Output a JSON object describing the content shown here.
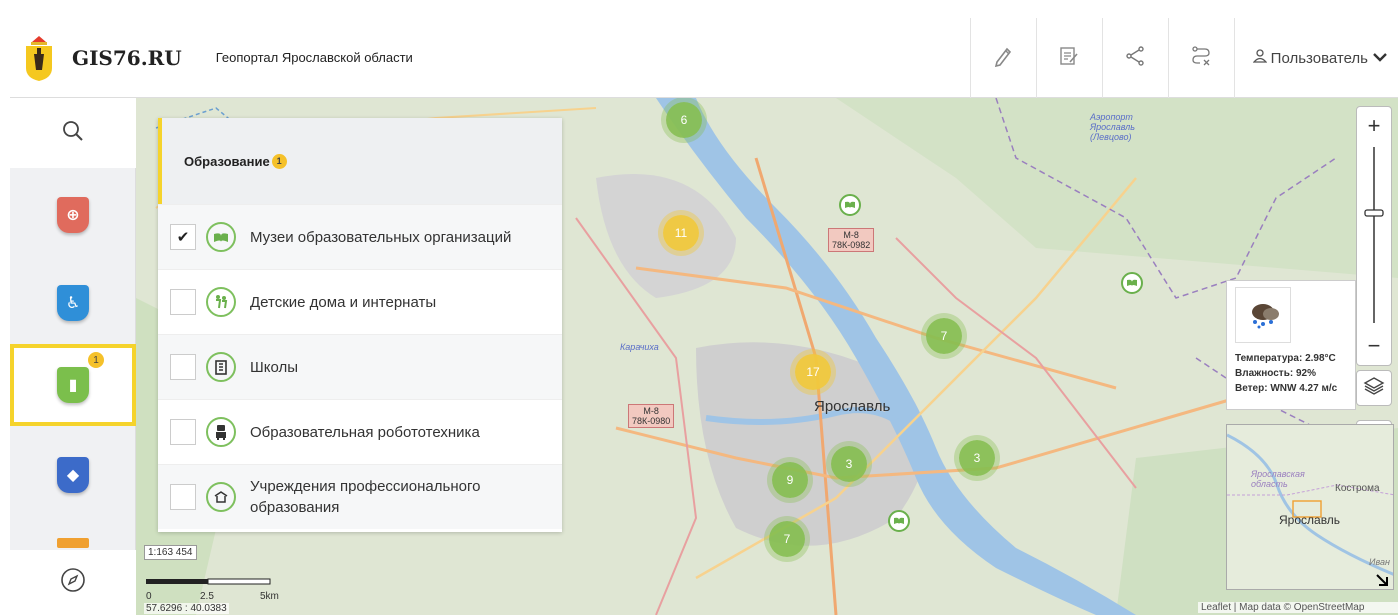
{
  "header": {
    "brand": "GIS76.RU",
    "subtitle": "Геопортал Ярославской области",
    "user_label": "Пользователь",
    "actions": [
      "pencil-icon",
      "notes-icon",
      "share-icon",
      "route-clear-icon"
    ]
  },
  "rail": {
    "active_badge": "1",
    "items": [
      {
        "icon": "health-icon",
        "color": "#e06b5d"
      },
      {
        "icon": "accessibility-icon",
        "color": "#2f8fd8"
      },
      {
        "icon": "education-icon",
        "color": "#7bbf4c"
      },
      {
        "icon": "security-icon",
        "color": "#3c6bc9"
      },
      {
        "icon": "more-icon",
        "color": "#f0a030"
      }
    ]
  },
  "panel": {
    "title": "Образование",
    "count": "1",
    "layers": [
      {
        "label": "Музеи образовательных организаций",
        "checked": true,
        "check_mark": "✔"
      },
      {
        "label": "Детские дома и интернаты",
        "checked": false,
        "check_mark": ""
      },
      {
        "label": "Школы",
        "checked": false,
        "check_mark": ""
      },
      {
        "label": "Образовательная робототехника",
        "checked": false,
        "check_mark": ""
      },
      {
        "label": "Учреждения профессионального образования",
        "checked": false,
        "check_mark": ""
      }
    ]
  },
  "map": {
    "clusters": [
      {
        "count": "6",
        "color": "green"
      },
      {
        "count": "11",
        "color": "yellow"
      },
      {
        "count": "17",
        "color": "yellow"
      },
      {
        "count": "7",
        "color": "green"
      },
      {
        "count": "3",
        "color": "green"
      },
      {
        "count": "9",
        "color": "green"
      },
      {
        "count": "3",
        "color": "green"
      },
      {
        "count": "7",
        "color": "green"
      }
    ],
    "road_labels": [
      {
        "line1": "М-8",
        "line2": "78К-0982"
      },
      {
        "line1": "М-8",
        "line2": "78К-0980"
      }
    ],
    "city": "Ярославль",
    "place_korochikha": "Карачиха",
    "airport_line1": "Аэропорт",
    "airport_line2": "Ярославль",
    "airport_line3": "(Левцово)",
    "scale_ratio": "1:163 454",
    "scale_ticks": [
      "0",
      "2.5",
      "5km"
    ],
    "coords": "57.6296 : 40.0383",
    "attribution": "Leaflet | Map data © OpenStreetMap"
  },
  "zoom": {
    "plus": "+",
    "minus": "−"
  },
  "weather": {
    "temperature": "Температура: 2.98°C",
    "humidity": "Влажность: 92%",
    "wind": "Ветер: WNW 4.27 м/с"
  },
  "minimap": {
    "region": "Ярославская",
    "region2": "область",
    "city": "Ярославль",
    "kostroma": "Кострома",
    "ivan": "Иван"
  }
}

* * *

Problem:
Output the records above exactly as they are, leaving out the pictures.

Finished exercise:
Output a JSON object describing the content shown here.
{
  "header": {
    "brand": "GIS76.RU",
    "subtitle": "Геопортал Ярославской области",
    "user_label": "Пользователь",
    "actions": [
      "pencil-icon",
      "notes-icon",
      "share-icon",
      "route-clear-icon"
    ]
  },
  "rail": {
    "active_badge": "1",
    "items": [
      {
        "icon": "health-icon",
        "color": "#e06b5d"
      },
      {
        "icon": "accessibility-icon",
        "color": "#2f8fd8"
      },
      {
        "icon": "education-icon",
        "color": "#7bbf4c"
      },
      {
        "icon": "security-icon",
        "color": "#3c6bc9"
      },
      {
        "icon": "more-icon",
        "color": "#f0a030"
      }
    ]
  },
  "panel": {
    "title": "Образование",
    "count": "1",
    "layers": [
      {
        "label": "Музеи образовательных организаций",
        "checked": true,
        "check_mark": "✔"
      },
      {
        "label": "Детские дома и интернаты",
        "checked": false,
        "check_mark": ""
      },
      {
        "label": "Школы",
        "checked": false,
        "check_mark": ""
      },
      {
        "label": "Образовательная робототехника",
        "checked": false,
        "check_mark": ""
      },
      {
        "label": "Учреждения профессионального образования",
        "checked": false,
        "check_mark": ""
      }
    ]
  },
  "map": {
    "clusters": [
      {
        "count": "6",
        "color": "green"
      },
      {
        "count": "11",
        "color": "yellow"
      },
      {
        "count": "17",
        "color": "yellow"
      },
      {
        "count": "7",
        "color": "green"
      },
      {
        "count": "3",
        "color": "green"
      },
      {
        "count": "9",
        "color": "green"
      },
      {
        "count": "3",
        "color": "green"
      },
      {
        "count": "7",
        "color": "green"
      }
    ],
    "road_labels": [
      {
        "line1": "М-8",
        "line2": "78К-0982"
      },
      {
        "line1": "М-8",
        "line2": "78К-0980"
      }
    ],
    "city": "Ярославль",
    "place_korochikha": "Карачиха",
    "airport_line1": "Аэропорт",
    "airport_line2": "Ярославль",
    "airport_line3": "(Левцово)",
    "scale_ratio": "1:163 454",
    "scale_ticks": [
      "0",
      "2.5",
      "5km"
    ],
    "coords": "57.6296 : 40.0383",
    "attribution": "Leaflet | Map data © OpenStreetMap"
  },
  "zoom": {
    "plus": "+",
    "minus": "−"
  },
  "weather": {
    "temperature": "Температура: 2.98°C",
    "humidity": "Влажность: 92%",
    "wind": "Ветер: WNW 4.27 м/с"
  },
  "minimap": {
    "region": "Ярославская",
    "region2": "область",
    "city": "Ярославль",
    "kostroma": "Кострома",
    "ivan": "Иван"
  }
}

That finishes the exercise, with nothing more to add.